== What the task requires ==
Lift out all lines below that contain "document".

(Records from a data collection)
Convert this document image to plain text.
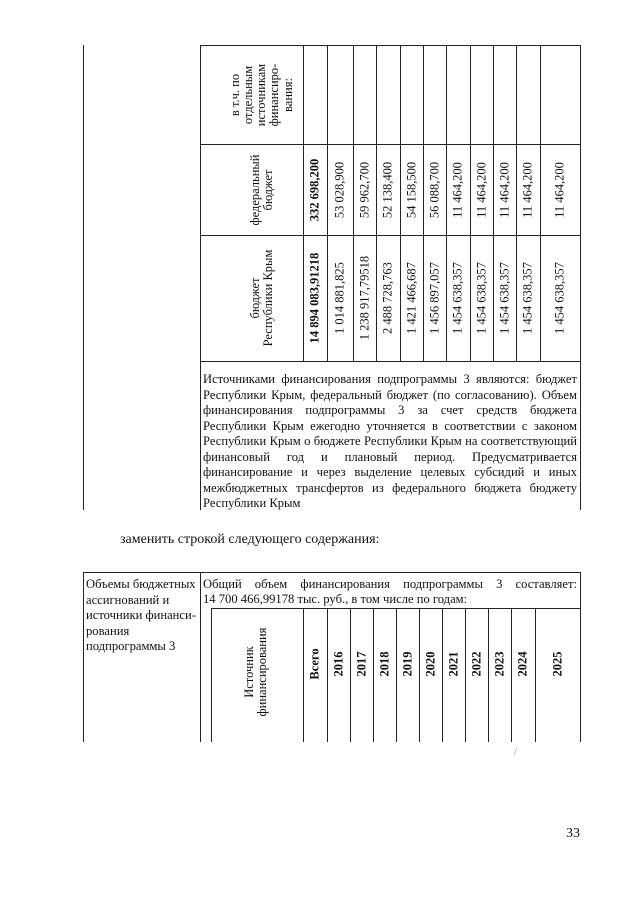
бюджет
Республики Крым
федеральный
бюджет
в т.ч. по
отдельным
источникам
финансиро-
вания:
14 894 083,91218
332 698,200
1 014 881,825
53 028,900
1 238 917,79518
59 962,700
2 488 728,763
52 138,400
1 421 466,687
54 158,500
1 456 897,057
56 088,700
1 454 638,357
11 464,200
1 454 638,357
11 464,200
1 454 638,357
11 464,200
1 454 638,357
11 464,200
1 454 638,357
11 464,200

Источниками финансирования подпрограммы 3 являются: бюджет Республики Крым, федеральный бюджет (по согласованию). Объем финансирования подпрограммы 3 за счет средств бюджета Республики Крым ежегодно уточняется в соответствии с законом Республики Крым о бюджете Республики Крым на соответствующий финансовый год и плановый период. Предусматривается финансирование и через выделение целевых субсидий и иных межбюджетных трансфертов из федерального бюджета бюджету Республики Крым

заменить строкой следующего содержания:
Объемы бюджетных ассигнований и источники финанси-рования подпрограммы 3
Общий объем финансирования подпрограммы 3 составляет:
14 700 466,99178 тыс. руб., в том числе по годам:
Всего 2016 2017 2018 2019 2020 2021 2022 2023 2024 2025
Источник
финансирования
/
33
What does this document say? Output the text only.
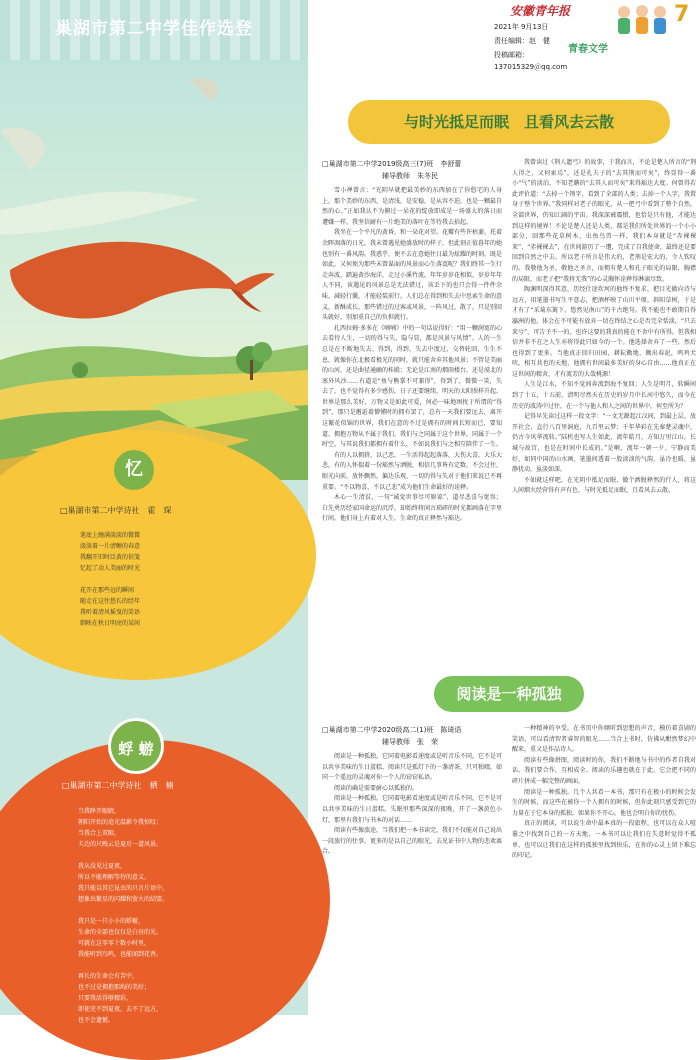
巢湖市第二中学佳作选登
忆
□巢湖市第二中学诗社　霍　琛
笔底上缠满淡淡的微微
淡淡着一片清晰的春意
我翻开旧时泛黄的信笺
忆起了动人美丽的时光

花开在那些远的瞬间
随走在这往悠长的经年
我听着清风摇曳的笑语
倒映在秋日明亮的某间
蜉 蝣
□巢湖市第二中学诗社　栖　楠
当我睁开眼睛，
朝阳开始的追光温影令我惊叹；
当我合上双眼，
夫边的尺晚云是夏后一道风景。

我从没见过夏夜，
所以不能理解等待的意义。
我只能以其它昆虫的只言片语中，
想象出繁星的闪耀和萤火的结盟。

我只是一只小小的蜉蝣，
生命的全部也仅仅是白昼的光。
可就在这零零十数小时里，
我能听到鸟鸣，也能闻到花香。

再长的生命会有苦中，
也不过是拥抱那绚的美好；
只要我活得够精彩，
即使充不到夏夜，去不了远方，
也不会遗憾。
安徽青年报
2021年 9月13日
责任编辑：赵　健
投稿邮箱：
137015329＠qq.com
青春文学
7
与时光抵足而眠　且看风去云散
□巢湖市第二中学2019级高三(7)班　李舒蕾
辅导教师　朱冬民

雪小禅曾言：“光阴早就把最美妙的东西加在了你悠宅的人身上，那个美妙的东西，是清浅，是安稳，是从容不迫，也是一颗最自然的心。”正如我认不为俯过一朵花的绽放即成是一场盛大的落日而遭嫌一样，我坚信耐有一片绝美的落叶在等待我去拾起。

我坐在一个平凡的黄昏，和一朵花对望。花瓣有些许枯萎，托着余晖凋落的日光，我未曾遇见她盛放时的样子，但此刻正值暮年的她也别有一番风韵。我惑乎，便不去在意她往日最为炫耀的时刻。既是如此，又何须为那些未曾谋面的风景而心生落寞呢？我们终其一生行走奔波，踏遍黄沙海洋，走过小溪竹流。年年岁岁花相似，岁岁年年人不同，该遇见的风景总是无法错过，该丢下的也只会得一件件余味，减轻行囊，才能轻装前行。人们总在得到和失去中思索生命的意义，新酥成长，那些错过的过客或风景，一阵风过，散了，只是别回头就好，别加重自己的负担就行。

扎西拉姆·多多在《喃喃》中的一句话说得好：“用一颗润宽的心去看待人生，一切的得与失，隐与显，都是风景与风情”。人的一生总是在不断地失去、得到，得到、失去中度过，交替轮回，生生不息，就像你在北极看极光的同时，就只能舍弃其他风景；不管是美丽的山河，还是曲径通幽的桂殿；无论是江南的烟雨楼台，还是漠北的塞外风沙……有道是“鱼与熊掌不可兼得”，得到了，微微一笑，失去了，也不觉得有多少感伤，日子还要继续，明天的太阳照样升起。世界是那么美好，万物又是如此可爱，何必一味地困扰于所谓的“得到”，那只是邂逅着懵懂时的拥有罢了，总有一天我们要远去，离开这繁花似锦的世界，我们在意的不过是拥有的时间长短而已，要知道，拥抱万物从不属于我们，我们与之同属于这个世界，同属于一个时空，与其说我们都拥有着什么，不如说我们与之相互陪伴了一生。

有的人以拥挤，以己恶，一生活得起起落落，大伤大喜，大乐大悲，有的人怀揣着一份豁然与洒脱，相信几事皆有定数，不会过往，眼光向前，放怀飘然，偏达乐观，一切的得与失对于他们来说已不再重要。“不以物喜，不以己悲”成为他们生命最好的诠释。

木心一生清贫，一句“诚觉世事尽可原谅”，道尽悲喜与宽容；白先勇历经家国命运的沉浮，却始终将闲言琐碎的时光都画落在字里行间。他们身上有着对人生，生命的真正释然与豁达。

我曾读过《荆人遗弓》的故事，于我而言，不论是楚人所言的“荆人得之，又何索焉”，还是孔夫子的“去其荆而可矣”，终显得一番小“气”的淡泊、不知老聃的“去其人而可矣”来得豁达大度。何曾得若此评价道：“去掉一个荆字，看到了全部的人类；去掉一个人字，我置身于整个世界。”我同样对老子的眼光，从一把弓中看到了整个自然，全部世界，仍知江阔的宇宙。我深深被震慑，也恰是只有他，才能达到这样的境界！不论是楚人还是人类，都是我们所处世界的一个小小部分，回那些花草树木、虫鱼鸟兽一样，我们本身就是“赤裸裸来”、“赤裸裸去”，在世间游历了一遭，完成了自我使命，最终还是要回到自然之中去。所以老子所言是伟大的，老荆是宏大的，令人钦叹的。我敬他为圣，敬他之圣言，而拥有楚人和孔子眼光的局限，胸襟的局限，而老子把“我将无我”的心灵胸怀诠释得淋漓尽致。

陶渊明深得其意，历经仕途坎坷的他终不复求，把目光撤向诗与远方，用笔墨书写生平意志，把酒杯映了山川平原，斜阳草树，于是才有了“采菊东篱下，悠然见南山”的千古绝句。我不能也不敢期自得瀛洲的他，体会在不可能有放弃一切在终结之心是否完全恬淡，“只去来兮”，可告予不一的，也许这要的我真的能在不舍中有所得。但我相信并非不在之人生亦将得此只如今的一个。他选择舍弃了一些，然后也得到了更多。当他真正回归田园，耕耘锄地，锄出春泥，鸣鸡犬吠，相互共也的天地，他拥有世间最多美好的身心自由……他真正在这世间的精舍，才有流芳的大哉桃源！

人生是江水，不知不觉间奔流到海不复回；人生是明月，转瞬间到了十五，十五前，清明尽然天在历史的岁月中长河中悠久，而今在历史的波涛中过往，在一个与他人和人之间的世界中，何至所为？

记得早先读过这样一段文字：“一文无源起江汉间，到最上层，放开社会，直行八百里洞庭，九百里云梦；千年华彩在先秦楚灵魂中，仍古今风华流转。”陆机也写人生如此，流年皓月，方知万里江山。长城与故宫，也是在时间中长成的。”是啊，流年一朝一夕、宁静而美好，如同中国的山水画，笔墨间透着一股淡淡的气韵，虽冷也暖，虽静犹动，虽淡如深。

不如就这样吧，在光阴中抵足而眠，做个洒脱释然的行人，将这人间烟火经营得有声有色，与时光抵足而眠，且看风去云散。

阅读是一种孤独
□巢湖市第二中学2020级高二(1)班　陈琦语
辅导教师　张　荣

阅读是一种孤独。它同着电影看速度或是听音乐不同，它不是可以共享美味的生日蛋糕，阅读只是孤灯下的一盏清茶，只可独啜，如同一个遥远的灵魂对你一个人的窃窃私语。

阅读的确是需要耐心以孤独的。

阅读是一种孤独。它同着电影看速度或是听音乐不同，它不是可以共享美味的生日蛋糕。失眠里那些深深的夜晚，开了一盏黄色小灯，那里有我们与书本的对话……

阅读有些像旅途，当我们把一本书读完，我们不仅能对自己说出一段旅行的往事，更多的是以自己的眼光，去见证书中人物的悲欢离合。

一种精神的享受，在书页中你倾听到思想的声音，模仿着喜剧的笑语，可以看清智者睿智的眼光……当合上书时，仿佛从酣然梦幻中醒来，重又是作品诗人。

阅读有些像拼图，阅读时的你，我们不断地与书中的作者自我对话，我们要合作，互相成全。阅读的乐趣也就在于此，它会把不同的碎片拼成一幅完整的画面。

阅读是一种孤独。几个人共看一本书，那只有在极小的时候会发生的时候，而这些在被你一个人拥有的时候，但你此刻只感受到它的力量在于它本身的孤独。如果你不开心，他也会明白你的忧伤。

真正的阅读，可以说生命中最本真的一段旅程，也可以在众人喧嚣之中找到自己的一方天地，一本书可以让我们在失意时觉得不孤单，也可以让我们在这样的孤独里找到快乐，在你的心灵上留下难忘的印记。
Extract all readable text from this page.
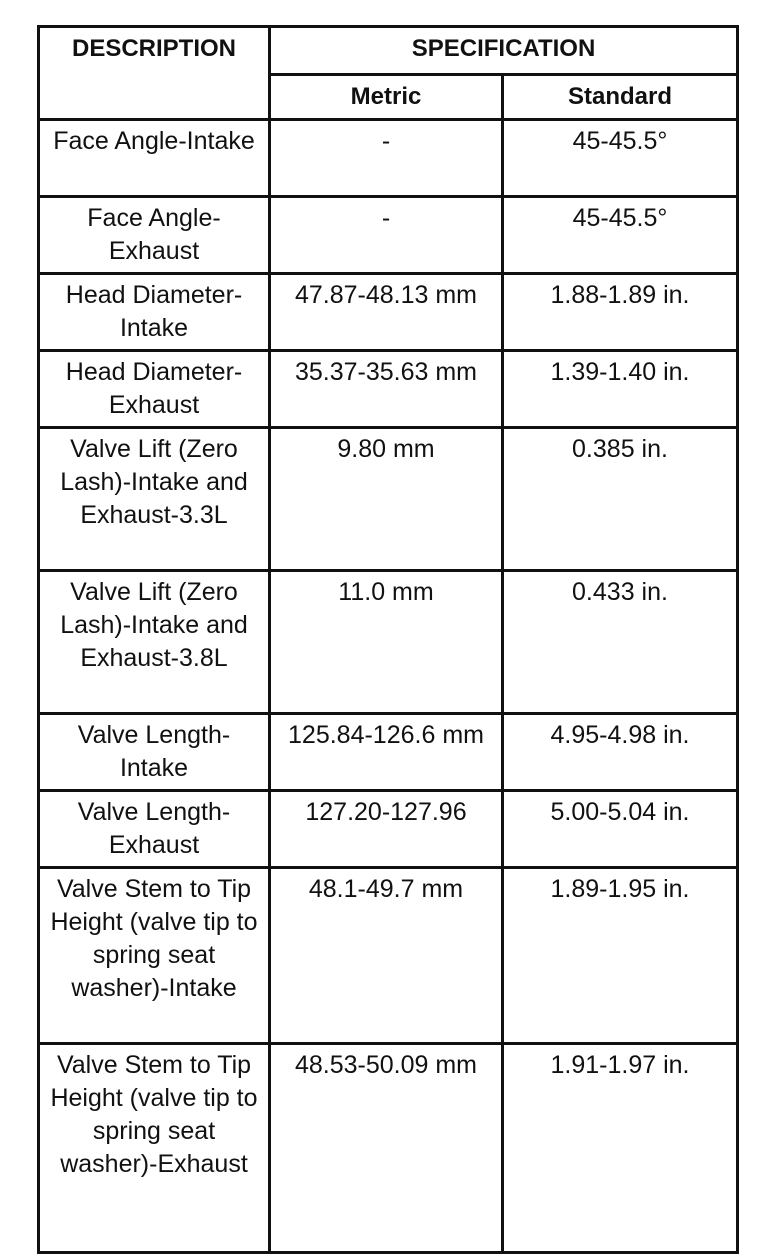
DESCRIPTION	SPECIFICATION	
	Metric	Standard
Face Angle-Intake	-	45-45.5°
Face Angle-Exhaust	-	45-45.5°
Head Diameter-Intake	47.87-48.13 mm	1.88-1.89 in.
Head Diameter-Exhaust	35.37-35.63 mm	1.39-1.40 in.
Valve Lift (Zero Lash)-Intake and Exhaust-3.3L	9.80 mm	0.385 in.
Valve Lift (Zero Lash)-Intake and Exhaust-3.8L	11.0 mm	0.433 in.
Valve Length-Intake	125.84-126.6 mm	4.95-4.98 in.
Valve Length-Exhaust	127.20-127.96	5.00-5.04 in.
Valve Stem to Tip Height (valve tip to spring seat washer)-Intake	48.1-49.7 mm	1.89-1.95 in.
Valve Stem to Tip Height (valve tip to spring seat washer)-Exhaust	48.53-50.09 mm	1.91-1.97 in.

== Complete response ==
Convert this document image to plain text.
What does this document say? Output the text only.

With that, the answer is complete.